**What you will do**.
From the records, pick out and copy each line containing "Manager".

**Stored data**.
------------------------------------------------
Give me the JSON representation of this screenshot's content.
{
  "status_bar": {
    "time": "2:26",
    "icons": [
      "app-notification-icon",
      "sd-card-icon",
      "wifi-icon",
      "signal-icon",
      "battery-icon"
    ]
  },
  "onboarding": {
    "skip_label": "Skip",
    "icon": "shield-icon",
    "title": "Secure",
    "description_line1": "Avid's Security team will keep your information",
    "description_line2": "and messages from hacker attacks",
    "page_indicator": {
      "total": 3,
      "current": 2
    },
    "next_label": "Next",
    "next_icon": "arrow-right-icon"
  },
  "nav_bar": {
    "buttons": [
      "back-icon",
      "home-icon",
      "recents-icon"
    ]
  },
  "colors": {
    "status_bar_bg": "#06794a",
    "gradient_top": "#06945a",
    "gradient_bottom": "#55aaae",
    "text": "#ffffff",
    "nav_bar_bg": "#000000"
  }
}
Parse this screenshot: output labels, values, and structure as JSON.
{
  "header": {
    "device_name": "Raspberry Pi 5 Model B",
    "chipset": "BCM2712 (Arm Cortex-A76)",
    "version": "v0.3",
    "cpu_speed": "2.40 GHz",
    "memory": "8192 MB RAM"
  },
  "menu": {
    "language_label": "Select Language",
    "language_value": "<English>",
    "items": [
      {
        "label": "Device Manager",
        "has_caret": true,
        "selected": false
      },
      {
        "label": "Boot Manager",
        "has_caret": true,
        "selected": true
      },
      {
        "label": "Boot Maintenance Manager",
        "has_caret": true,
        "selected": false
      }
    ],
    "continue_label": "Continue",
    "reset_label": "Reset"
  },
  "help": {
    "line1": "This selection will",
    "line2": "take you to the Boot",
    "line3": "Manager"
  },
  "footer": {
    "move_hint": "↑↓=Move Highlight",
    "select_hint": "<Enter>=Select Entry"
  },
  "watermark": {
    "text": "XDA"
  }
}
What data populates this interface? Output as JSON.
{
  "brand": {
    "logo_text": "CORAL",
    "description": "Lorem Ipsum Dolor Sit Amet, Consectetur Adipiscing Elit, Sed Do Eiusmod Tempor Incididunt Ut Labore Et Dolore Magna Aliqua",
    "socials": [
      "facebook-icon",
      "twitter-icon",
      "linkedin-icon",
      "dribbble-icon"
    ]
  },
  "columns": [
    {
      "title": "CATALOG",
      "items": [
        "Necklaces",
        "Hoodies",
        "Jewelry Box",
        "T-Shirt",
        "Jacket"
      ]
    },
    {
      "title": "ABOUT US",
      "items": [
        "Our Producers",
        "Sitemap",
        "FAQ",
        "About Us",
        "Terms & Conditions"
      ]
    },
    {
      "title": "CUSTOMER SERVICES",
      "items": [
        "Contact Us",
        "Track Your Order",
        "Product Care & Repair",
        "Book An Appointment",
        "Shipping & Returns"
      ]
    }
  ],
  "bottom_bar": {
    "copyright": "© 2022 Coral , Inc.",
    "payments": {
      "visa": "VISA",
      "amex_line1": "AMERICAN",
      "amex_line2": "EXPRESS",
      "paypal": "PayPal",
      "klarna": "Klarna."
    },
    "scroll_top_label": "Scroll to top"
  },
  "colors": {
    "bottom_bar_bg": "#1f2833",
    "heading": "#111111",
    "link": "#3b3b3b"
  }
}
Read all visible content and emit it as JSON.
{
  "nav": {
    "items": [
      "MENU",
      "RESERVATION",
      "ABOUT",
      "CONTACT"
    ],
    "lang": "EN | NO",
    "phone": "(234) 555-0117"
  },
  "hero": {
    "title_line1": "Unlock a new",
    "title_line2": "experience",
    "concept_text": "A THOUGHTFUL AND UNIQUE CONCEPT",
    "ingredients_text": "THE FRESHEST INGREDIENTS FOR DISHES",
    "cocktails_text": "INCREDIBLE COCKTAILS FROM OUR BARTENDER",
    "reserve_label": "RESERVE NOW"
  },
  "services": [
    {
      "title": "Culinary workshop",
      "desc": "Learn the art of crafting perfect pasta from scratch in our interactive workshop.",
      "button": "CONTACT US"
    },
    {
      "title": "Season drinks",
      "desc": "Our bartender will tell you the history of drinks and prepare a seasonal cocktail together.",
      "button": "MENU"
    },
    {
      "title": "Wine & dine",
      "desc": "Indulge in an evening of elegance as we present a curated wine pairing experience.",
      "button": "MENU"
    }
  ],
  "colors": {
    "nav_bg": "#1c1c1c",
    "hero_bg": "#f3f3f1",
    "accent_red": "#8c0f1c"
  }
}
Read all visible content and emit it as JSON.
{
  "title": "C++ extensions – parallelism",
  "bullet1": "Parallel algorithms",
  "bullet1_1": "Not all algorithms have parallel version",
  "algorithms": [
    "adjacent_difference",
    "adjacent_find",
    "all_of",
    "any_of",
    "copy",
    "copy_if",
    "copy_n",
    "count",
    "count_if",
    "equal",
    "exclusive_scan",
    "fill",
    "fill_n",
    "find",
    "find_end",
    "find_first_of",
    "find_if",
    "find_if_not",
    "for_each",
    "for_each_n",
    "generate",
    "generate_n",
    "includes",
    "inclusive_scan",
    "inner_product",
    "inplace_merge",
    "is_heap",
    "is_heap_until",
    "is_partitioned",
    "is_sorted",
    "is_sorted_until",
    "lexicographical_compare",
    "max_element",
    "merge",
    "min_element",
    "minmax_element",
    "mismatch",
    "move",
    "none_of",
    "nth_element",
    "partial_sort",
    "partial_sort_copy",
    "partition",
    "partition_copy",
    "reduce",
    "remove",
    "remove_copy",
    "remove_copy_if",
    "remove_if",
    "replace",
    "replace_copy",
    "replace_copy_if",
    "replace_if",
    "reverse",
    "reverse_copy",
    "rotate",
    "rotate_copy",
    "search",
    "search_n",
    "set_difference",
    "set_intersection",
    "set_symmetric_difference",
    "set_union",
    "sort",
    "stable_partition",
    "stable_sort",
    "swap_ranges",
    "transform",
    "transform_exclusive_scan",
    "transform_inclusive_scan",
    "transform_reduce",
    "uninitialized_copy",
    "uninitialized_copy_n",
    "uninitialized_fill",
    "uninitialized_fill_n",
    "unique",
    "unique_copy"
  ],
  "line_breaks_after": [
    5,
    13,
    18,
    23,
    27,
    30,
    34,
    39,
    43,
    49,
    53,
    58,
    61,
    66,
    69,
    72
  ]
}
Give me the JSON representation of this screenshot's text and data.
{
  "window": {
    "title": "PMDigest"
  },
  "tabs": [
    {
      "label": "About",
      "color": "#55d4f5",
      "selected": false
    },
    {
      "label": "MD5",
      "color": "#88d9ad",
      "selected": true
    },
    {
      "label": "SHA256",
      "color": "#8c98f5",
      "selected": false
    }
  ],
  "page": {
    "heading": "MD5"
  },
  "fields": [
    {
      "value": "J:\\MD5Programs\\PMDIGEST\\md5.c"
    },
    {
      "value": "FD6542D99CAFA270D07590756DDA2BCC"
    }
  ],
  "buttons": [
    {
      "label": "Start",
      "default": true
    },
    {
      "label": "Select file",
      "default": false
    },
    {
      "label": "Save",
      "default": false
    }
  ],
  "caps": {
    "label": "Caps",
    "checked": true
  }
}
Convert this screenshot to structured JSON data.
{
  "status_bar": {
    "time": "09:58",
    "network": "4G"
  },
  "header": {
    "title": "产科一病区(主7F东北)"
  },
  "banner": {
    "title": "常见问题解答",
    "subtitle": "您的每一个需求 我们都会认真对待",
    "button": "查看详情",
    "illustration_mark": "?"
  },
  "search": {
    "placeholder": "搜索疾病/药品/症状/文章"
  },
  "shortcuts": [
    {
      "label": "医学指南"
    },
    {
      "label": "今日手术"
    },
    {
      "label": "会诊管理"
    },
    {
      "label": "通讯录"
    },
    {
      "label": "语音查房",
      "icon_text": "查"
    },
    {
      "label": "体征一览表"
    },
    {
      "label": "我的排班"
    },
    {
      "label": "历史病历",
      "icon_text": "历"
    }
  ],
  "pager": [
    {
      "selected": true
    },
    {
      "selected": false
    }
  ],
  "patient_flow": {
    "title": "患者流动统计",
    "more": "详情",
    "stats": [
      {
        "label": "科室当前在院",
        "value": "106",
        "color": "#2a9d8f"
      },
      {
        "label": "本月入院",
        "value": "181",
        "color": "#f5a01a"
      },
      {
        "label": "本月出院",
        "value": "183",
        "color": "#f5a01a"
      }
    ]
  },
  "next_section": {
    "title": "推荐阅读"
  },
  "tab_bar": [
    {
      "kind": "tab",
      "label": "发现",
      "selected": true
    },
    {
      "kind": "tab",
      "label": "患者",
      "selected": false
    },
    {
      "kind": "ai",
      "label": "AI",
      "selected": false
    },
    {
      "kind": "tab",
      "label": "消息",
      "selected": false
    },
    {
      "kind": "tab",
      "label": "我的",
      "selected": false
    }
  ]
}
------------------------------------------------
**Solution to this task**.
        "label": "Device Manager",
        "label": "Boot Manager",
        "label": "Boot Maintenance Manager",
    "line3": "Manager"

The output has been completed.